- [WORK REQUIRED] Find the lines holding "апреля" and copy them.

Data entries:
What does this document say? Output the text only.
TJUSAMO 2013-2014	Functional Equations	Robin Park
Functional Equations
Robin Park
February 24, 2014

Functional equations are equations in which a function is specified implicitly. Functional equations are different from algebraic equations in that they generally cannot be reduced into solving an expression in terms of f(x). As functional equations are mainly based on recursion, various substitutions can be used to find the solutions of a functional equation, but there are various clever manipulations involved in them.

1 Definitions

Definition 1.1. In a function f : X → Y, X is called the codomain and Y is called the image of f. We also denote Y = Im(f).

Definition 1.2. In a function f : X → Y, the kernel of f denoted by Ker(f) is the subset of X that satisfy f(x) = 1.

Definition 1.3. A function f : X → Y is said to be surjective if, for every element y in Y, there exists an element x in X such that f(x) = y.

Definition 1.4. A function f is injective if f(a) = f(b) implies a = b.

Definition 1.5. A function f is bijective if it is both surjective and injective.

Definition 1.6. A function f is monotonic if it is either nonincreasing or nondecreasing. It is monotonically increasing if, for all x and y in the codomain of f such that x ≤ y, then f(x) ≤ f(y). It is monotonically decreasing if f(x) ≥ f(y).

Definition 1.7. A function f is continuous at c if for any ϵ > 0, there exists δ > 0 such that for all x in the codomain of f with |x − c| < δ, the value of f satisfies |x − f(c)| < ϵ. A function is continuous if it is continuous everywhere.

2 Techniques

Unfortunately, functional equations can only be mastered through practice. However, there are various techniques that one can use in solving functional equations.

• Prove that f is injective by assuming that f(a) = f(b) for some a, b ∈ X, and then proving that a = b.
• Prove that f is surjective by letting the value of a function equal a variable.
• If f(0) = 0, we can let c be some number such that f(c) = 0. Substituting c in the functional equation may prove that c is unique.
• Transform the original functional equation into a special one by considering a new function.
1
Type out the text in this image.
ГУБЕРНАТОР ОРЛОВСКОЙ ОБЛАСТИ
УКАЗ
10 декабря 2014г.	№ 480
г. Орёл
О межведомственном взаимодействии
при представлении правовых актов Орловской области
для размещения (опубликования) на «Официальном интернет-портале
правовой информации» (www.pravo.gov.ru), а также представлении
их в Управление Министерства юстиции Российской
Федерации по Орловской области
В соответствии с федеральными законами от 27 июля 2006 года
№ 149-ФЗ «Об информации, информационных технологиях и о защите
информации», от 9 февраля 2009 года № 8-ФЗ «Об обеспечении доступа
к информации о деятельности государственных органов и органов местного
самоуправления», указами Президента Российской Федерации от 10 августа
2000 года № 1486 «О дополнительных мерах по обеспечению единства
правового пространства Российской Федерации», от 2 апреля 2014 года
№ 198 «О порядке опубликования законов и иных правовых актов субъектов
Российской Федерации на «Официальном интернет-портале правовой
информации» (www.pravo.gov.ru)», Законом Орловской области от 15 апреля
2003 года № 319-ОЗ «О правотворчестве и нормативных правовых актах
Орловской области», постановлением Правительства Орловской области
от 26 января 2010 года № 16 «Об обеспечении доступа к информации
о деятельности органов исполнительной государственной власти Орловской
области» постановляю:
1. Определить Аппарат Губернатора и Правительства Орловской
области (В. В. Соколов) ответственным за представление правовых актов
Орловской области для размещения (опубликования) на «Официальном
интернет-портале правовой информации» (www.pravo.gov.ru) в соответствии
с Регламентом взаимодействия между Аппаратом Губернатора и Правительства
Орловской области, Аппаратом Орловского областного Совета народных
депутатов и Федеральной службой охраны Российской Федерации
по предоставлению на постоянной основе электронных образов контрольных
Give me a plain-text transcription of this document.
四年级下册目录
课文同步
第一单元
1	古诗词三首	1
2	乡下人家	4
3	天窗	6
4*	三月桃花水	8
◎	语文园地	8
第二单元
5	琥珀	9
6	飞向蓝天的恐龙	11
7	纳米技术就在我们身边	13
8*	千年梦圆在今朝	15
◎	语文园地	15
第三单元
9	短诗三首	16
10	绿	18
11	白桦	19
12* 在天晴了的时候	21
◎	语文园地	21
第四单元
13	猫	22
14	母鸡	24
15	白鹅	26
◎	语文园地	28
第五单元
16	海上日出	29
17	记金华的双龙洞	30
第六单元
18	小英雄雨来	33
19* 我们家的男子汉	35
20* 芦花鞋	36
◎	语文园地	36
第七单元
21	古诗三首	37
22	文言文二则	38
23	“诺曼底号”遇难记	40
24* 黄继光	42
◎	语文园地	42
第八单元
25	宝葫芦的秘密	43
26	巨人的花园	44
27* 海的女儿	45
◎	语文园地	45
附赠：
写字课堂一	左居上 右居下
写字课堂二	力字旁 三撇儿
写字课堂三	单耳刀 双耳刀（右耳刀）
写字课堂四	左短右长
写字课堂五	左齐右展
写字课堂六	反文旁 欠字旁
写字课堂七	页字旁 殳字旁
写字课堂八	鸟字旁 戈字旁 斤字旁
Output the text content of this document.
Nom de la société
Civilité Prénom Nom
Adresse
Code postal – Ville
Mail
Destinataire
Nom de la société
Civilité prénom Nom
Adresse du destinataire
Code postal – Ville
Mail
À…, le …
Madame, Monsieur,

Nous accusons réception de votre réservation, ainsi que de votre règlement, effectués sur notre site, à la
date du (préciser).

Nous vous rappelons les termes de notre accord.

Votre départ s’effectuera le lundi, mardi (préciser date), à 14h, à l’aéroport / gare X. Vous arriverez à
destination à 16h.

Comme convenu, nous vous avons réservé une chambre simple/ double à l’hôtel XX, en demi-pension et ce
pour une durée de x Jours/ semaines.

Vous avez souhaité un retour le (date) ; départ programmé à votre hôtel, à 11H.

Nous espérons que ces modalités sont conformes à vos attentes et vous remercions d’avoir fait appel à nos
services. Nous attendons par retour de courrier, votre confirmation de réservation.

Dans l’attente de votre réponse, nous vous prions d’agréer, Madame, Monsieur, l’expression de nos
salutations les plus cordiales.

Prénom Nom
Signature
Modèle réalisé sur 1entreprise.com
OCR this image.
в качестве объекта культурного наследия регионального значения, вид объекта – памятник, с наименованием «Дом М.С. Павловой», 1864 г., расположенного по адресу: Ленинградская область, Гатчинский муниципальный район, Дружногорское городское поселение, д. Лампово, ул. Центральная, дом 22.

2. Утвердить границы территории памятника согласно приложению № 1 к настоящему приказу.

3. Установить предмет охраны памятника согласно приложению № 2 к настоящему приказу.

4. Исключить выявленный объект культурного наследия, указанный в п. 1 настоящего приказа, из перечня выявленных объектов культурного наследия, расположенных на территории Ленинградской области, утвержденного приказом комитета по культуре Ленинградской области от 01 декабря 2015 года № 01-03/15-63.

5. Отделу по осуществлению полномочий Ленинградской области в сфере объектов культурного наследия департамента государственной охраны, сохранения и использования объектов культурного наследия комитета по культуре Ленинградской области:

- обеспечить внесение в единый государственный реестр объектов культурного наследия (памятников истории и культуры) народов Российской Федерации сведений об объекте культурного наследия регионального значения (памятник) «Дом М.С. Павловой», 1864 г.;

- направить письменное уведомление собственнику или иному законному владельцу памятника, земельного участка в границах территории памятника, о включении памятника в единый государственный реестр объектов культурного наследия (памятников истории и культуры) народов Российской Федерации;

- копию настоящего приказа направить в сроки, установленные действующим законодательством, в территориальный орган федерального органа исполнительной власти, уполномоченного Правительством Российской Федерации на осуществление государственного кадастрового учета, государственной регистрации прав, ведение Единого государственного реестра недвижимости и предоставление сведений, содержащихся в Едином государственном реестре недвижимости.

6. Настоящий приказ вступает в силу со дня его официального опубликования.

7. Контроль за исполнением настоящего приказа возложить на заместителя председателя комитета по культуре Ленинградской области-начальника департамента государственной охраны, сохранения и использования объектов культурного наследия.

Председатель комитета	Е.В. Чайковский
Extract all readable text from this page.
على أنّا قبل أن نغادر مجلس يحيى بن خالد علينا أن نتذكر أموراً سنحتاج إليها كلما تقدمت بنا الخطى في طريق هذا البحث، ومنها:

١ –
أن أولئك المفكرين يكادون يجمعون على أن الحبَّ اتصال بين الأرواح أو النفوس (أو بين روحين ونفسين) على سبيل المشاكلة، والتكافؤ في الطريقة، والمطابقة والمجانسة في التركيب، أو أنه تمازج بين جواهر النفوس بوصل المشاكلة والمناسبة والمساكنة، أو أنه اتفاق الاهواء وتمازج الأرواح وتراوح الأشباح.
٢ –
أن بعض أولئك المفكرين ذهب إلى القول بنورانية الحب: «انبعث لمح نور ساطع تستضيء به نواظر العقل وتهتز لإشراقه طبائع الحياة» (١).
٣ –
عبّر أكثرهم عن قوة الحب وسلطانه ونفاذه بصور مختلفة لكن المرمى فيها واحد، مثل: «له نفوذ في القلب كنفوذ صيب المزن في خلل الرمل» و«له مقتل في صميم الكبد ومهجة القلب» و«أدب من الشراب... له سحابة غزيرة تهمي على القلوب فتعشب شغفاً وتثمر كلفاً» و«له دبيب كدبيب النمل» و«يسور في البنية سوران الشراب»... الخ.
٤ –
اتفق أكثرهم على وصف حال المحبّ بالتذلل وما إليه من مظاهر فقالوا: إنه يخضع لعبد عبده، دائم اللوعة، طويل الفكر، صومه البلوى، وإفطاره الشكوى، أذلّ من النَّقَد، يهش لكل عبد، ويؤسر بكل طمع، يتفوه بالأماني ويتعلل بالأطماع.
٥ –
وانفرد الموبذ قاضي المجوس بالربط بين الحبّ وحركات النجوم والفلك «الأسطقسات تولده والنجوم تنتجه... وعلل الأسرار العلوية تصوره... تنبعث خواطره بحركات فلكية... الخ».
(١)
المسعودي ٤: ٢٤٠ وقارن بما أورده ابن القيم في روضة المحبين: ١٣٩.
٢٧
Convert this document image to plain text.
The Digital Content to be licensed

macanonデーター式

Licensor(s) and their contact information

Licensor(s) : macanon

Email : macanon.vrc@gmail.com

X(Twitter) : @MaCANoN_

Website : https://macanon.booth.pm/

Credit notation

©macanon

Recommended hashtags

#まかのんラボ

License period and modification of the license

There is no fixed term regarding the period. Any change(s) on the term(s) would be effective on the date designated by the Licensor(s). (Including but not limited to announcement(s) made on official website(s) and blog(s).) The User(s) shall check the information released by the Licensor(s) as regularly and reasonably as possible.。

- [COMPLETE RESPONSE]
правового пространства Российской Федерации», от 2 апреля 2014 года
информации» (www.pravo.gov.ru)», Законом Орловской области от 15 апреля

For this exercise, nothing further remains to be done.